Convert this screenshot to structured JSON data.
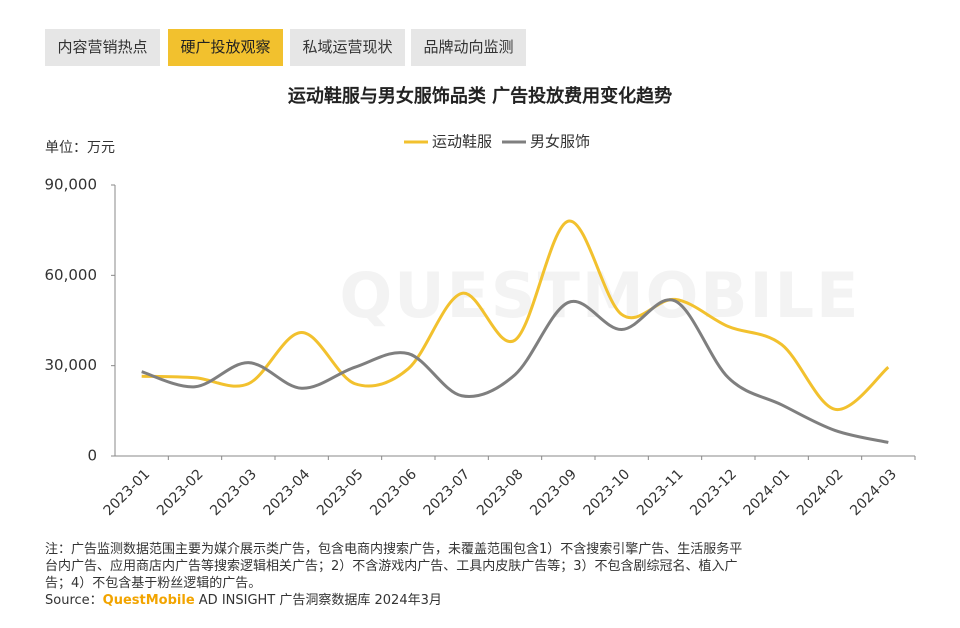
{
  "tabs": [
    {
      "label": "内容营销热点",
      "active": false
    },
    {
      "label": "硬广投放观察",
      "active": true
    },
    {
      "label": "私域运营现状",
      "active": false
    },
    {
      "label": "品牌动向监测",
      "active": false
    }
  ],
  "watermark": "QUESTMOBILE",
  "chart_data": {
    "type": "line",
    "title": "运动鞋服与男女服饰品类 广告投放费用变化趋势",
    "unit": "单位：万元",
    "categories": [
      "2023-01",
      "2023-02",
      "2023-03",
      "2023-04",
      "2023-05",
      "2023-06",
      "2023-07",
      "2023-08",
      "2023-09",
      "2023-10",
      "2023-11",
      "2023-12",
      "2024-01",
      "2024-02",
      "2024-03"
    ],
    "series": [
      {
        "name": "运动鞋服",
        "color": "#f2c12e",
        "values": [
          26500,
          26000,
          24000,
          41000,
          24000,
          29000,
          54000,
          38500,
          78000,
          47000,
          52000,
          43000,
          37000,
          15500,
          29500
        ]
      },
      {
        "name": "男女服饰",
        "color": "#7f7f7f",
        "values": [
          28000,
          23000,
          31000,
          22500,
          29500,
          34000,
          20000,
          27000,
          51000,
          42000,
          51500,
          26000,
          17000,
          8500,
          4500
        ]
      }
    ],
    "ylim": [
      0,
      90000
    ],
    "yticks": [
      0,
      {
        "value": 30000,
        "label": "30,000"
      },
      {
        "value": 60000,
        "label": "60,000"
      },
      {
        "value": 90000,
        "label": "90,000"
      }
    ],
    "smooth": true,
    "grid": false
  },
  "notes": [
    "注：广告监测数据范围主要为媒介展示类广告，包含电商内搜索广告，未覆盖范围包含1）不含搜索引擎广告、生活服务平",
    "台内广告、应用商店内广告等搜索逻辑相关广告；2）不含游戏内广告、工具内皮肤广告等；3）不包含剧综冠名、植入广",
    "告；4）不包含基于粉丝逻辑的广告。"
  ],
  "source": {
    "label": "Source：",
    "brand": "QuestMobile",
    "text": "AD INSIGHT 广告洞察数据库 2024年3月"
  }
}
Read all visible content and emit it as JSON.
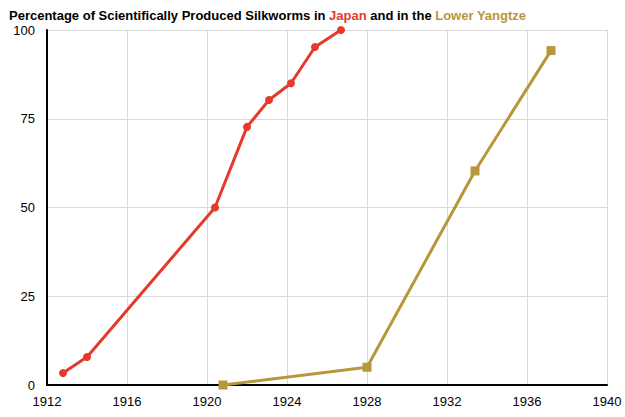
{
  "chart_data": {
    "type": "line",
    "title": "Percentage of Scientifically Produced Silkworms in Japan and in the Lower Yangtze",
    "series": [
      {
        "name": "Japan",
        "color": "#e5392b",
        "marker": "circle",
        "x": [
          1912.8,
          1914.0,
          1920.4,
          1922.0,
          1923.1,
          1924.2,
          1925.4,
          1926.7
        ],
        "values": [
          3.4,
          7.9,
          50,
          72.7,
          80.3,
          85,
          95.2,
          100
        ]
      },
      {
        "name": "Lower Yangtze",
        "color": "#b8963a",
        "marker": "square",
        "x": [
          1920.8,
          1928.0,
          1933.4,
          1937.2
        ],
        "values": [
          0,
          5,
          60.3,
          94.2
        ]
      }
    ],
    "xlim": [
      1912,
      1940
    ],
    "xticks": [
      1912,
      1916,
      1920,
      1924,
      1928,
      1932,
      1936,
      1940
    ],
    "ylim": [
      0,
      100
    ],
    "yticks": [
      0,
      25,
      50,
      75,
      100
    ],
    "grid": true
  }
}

==========

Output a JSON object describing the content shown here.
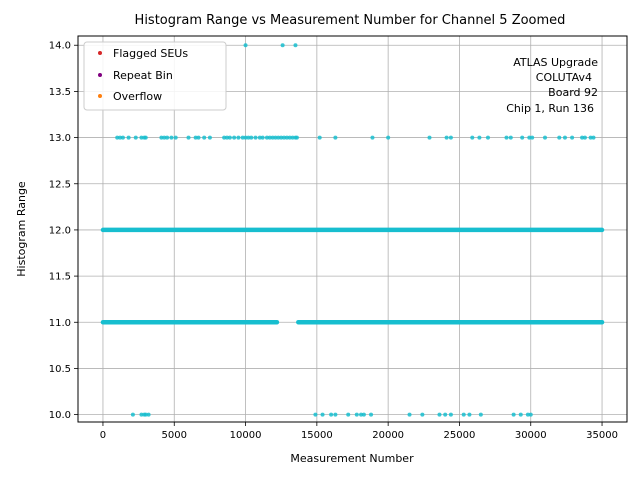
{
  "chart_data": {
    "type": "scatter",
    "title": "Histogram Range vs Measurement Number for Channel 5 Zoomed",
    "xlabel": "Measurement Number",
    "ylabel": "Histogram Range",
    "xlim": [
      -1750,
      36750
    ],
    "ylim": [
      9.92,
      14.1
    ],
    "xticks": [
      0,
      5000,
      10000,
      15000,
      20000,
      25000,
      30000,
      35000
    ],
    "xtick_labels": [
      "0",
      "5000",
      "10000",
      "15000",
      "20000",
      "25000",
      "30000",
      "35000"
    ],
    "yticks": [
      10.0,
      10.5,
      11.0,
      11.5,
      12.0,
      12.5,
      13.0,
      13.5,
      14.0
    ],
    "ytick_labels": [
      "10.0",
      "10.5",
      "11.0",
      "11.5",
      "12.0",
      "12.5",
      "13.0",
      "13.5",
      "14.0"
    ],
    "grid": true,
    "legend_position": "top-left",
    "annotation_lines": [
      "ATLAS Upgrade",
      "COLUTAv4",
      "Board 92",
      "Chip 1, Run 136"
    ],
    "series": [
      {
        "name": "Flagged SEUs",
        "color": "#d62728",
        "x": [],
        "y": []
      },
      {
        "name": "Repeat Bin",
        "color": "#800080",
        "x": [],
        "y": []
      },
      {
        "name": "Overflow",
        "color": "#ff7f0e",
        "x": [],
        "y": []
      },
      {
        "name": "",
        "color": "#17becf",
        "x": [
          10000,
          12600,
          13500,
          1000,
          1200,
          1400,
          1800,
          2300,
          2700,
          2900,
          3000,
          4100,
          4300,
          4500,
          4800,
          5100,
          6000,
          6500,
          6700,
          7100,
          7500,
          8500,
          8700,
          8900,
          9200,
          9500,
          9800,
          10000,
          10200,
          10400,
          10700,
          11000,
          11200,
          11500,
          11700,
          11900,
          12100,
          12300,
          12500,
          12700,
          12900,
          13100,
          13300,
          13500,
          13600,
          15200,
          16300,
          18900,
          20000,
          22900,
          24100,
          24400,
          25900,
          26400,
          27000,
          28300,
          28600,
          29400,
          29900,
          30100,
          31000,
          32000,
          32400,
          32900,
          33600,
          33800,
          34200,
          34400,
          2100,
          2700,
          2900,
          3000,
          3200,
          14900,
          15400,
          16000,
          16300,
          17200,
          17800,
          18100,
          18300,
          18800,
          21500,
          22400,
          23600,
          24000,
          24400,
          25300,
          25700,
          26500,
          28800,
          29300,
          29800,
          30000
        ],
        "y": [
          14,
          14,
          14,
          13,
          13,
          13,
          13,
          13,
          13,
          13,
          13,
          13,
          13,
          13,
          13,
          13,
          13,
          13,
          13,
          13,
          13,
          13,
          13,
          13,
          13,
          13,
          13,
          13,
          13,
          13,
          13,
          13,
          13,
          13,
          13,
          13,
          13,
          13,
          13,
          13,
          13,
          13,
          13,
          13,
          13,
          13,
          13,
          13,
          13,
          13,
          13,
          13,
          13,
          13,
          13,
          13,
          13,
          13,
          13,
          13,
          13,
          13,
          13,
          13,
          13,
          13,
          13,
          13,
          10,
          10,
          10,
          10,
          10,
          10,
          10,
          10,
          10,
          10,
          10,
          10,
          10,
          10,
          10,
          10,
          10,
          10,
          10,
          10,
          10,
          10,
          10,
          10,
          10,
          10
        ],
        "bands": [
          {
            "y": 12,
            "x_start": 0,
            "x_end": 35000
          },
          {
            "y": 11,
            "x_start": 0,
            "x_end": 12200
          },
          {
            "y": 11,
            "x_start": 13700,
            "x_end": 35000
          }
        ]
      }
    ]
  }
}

==========

■ **Objective**
Scan the listing above for the word "Japan" and copy every line that holds it.

■ **Response below**
    "title": "Percentage of Scientifically Produced Silkworms in Japan and in the Lower Yangtze",
        "name": "Japan",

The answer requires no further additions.